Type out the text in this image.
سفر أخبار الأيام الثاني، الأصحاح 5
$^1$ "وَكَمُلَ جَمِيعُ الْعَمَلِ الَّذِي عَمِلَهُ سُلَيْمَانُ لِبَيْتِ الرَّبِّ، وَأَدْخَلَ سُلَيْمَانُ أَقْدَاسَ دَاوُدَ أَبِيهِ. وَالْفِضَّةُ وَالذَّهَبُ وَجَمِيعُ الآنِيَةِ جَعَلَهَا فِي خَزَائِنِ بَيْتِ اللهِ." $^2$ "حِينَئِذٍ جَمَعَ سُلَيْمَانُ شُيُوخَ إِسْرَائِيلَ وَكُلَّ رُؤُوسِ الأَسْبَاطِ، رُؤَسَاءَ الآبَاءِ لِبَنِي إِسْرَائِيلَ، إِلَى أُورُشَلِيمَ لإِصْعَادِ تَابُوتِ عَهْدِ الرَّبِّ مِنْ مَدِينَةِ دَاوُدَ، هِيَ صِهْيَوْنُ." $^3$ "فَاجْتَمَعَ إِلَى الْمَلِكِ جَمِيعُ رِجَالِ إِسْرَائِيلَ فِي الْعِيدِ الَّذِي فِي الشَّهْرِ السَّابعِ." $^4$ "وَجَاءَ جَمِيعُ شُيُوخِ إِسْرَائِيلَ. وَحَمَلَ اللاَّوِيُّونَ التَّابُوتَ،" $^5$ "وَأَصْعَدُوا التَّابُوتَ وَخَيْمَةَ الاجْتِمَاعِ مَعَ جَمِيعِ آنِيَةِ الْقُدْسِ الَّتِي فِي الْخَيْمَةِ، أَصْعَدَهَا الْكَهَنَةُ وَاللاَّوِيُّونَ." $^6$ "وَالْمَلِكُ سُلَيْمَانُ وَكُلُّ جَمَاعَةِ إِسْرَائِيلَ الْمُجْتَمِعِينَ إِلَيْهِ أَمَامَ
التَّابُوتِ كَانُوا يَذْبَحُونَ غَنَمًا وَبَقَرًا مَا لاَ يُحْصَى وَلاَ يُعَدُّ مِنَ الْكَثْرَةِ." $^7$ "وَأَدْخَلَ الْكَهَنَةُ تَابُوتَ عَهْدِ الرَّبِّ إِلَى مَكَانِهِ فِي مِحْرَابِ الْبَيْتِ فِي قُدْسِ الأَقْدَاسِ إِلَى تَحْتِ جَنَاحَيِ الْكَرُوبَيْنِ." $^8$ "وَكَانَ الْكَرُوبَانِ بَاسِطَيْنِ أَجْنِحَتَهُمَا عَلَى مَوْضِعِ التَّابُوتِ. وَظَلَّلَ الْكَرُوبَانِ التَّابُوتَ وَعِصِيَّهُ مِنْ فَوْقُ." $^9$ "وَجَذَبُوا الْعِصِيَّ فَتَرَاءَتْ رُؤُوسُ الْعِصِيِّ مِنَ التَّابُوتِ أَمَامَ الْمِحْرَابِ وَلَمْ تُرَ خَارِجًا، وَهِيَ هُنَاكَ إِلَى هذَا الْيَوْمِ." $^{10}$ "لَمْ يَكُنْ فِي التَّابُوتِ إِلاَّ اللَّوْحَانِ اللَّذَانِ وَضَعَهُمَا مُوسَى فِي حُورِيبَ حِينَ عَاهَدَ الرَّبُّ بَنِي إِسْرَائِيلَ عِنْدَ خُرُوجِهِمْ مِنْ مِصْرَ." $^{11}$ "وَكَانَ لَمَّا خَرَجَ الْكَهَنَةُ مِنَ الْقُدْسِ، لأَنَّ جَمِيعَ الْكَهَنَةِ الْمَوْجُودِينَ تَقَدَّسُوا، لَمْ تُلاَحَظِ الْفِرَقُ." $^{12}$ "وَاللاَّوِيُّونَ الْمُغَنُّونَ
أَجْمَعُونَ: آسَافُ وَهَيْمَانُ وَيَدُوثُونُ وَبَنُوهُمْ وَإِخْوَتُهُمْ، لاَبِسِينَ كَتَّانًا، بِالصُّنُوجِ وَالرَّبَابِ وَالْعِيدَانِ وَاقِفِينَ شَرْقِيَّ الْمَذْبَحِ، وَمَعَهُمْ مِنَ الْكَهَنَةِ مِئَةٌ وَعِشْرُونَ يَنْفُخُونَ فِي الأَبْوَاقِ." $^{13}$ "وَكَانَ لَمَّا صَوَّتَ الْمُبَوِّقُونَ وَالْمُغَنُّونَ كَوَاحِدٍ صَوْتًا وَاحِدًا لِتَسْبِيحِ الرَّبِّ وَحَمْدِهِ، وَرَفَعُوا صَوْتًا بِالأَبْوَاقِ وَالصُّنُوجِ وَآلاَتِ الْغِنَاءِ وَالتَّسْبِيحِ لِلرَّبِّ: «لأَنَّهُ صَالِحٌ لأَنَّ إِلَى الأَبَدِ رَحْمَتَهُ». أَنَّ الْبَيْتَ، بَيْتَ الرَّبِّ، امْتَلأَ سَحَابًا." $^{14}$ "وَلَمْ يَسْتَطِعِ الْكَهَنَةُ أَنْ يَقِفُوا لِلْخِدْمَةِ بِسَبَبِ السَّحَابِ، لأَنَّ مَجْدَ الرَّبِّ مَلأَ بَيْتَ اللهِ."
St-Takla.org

### TASK PROMPT:
Write the complete data out, exactly as above.

### ANSWER TO THIS TASK:
Type out the text in this image.
سفر أخبار الأيام الثاني، الأصحاح 5
$^1$ "وَكَمُلَ جَمِيعُ الْعَمَلِ الَّذِي عَمِلَهُ سُلَيْمَانُ لِبَيْتِ الرَّبِّ، وَأَدْخَلَ سُلَيْمَانُ أَقْدَاسَ دَاوُدَ أَبِيهِ. وَالْفِضَّةُ وَالذَّهَبُ وَجَمِيعُ الآنِيَةِ جَعَلَهَا فِي خَزَائِنِ بَيْتِ اللهِ." $^2$ "حِينَئِذٍ جَمَعَ سُلَيْمَانُ شُيُوخَ إِسْرَائِيلَ وَكُلَّ رُؤُوسِ الأَسْبَاطِ، رُؤَسَاءَ الآبَاءِ لِبَنِي إِسْرَائِيلَ، إِلَى أُورُشَلِيمَ لإِصْعَادِ تَابُوتِ عَهْدِ الرَّبِّ مِنْ مَدِينَةِ دَاوُدَ، هِيَ صِهْيَوْنُ." $^3$ "فَاجْتَمَعَ إِلَى الْمَلِكِ جَمِيعُ رِجَالِ إِسْرَائِيلَ فِي الْعِيدِ الَّذِي فِي الشَّهْرِ السَّابعِ." $^4$ "وَجَاءَ جَمِيعُ شُيُوخِ إِسْرَائِيلَ. وَحَمَلَ اللاَّوِيُّونَ التَّابُوتَ،" $^5$ "وَأَصْعَدُوا التَّابُوتَ وَخَيْمَةَ الاجْتِمَاعِ مَعَ جَمِيعِ آنِيَةِ الْقُدْسِ الَّتِي فِي الْخَيْمَةِ، أَصْعَدَهَا الْكَهَنَةُ وَاللاَّوِيُّونَ." $^6$ "وَالْمَلِكُ سُلَيْمَانُ وَكُلُّ جَمَاعَةِ إِسْرَائِيلَ الْمُجْتَمِعِينَ إِلَيْهِ أَمَامَ
التَّابُوتِ كَانُوا يَذْبَحُونَ غَنَمًا وَبَقَرًا مَا لاَ يُحْصَى وَلاَ يُعَدُّ مِنَ الْكَثْرَةِ." $^7$ "وَأَدْخَلَ الْكَهَنَةُ تَابُوتَ عَهْدِ الرَّبِّ إِلَى مَكَانِهِ فِي مِحْرَابِ الْبَيْتِ فِي قُدْسِ الأَقْدَاسِ إِلَى تَحْتِ جَنَاحَيِ الْكَرُوبَيْنِ." $^8$ "وَكَانَ الْكَرُوبَانِ بَاسِطَيْنِ أَجْنِحَتَهُمَا عَلَى مَوْضِعِ التَّابُوتِ. وَظَلَّلَ الْكَرُوبَانِ التَّابُوتَ وَعِصِيَّهُ مِنْ فَوْقُ." $^9$ "وَجَذَبُوا الْعِصِيَّ فَتَرَاءَتْ رُؤُوسُ الْعِصِيِّ مِنَ التَّابُوتِ أَمَامَ الْمِحْرَابِ وَلَمْ تُرَ خَارِجًا، وَهِيَ هُنَاكَ إِلَى هذَا الْيَوْمِ." $^{10}$ "لَمْ يَكُنْ فِي التَّابُوتِ إِلاَّ اللَّوْحَانِ اللَّذَانِ وَضَعَهُمَا مُوسَى فِي حُورِيبَ حِينَ عَاهَدَ الرَّبُّ بَنِي إِسْرَائِيلَ عِنْدَ خُرُوجِهِمْ مِنْ مِصْرَ." $^{11}$ "وَكَانَ لَمَّا خَرَجَ الْكَهَنَةُ مِنَ الْقُدْسِ، لأَنَّ جَمِيعَ الْكَهَنَةِ الْمَوْجُودِينَ تَقَدَّسُوا، لَمْ تُلاَحَظِ الْفِرَقُ." $^{12}$ "وَاللاَّوِيُّونَ الْمُغَنُّونَ
أَجْمَعُونَ: آسَافُ وَهَيْمَانُ وَيَدُوثُونُ وَبَنُوهُمْ وَإِخْوَتُهُمْ، لاَبِسِينَ كَتَّانًا، بِالصُّنُوجِ وَالرَّبَابِ وَالْعِيدَانِ وَاقِفِينَ شَرْقِيَّ الْمَذْبَحِ، وَمَعَهُمْ مِنَ الْكَهَنَةِ مِئَةٌ وَعِشْرُونَ يَنْفُخُونَ فِي الأَبْوَاقِ." $^{13}$ "وَكَانَ لَمَّا صَوَّتَ الْمُبَوِّقُونَ وَالْمُغَنُّونَ كَوَاحِدٍ صَوْتًا وَاحِدًا لِتَسْبِيحِ الرَّبِّ وَحَمْدِهِ، وَرَفَعُوا صَوْتًا بِالأَبْوَاقِ وَالصُّنُوجِ وَآلاَتِ الْغِنَاءِ وَالتَّسْبِيحِ لِلرَّبِّ: «لأَنَّهُ صَالِحٌ لأَنَّ إِلَى الأَبَدِ رَحْمَتَهُ». أَنَّ الْبَيْتَ، بَيْتَ الرَّبِّ، امْتَلأَ سَحَابًا." $^{14}$ "وَلَمْ يَسْتَطِعِ الْكَهَنَةُ أَنْ يَقِفُوا لِلْخِدْمَةِ بِسَبَبِ السَّحَابِ، لأَنَّ مَجْدَ الرَّبِّ مَلأَ بَيْتَ اللهِ."
St-Takla.org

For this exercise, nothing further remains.